***** DATA SHOWN *****

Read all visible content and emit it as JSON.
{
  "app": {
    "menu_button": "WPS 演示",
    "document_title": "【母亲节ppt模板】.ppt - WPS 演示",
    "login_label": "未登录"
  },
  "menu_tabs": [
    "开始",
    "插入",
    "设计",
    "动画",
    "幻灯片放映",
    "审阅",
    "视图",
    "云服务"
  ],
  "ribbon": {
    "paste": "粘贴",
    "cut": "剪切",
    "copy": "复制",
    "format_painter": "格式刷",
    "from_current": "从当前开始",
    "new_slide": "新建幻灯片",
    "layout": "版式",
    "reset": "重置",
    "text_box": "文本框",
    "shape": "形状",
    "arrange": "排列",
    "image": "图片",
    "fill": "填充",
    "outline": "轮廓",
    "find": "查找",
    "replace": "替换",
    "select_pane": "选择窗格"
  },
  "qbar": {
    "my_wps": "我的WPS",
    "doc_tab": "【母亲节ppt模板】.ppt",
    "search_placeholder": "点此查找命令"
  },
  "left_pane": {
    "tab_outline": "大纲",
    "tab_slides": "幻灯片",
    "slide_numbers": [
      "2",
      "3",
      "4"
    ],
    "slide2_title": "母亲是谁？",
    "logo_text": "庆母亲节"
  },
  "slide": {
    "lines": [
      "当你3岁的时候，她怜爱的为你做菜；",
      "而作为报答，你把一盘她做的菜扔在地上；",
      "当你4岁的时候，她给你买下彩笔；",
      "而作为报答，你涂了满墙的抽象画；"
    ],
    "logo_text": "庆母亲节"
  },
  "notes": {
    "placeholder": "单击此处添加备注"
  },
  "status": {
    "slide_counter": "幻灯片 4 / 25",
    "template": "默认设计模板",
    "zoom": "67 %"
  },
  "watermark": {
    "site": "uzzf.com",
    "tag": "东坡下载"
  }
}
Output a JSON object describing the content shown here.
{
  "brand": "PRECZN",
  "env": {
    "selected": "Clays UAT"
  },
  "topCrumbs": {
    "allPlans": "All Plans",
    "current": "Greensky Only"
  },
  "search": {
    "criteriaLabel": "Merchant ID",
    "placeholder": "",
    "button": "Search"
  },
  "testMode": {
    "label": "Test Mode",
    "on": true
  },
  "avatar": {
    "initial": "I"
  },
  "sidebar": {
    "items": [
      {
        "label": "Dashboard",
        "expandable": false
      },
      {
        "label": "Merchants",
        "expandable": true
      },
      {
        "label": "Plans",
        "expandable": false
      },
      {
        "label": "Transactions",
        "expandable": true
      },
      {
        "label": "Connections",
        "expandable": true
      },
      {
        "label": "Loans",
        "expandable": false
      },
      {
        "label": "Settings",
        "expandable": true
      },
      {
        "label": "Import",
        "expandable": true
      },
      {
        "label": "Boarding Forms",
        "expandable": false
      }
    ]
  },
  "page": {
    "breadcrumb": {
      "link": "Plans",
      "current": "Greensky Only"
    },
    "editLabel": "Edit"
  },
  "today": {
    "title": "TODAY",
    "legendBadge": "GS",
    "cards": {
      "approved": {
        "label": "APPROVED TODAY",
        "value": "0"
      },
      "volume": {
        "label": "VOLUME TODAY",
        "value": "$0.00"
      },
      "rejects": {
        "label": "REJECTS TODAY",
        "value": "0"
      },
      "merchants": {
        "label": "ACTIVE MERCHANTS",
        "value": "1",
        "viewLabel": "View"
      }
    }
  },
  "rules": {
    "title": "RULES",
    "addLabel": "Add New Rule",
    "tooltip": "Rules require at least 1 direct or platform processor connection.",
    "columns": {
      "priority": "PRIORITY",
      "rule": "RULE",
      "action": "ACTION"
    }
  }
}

*****

* **WHAT THE EXERCISE ASKS**
Copy each line of the listing that includes "Greensky".

* **FINISHED EXERCISE**
    "current": "Greensky Only"
      "current": "Greensky Only"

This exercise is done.